* Begin Dataset extract *
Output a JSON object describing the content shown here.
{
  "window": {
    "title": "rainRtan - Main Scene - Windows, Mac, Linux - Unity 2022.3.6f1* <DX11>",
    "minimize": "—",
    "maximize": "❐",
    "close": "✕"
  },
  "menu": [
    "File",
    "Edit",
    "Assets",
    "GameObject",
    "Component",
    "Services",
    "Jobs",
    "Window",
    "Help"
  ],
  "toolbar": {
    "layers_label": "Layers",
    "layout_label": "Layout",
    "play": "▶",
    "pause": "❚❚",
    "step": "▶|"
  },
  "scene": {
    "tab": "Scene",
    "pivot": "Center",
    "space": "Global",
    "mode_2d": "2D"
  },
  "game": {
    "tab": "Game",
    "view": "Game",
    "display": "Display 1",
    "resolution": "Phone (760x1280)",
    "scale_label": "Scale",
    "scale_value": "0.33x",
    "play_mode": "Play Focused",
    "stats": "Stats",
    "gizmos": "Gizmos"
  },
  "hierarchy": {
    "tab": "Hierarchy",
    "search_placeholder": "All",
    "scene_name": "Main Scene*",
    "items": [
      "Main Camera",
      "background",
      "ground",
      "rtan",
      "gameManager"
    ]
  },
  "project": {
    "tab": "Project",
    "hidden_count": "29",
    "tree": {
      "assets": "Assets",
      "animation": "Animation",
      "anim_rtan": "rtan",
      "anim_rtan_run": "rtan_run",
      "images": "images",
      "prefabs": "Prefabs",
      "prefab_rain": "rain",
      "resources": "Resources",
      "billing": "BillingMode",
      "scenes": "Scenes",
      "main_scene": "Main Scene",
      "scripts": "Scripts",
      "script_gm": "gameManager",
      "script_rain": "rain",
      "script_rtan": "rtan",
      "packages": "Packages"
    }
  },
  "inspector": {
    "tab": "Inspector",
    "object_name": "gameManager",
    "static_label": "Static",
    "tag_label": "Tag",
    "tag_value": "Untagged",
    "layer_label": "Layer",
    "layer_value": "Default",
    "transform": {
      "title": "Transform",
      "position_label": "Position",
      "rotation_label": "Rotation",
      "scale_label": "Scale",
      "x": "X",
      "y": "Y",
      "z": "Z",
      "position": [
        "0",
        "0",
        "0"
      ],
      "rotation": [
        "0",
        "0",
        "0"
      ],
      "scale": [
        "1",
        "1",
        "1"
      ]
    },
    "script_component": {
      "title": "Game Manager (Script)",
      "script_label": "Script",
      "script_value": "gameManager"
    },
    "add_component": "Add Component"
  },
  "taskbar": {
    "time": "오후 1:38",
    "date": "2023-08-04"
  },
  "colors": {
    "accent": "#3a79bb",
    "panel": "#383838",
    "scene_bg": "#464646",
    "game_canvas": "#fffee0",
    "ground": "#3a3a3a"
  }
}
* End Dataset extract *
_What needs to be done_
Only a number is wanted: how many lines of the material include the word "title".

_Answer to the exercise_
3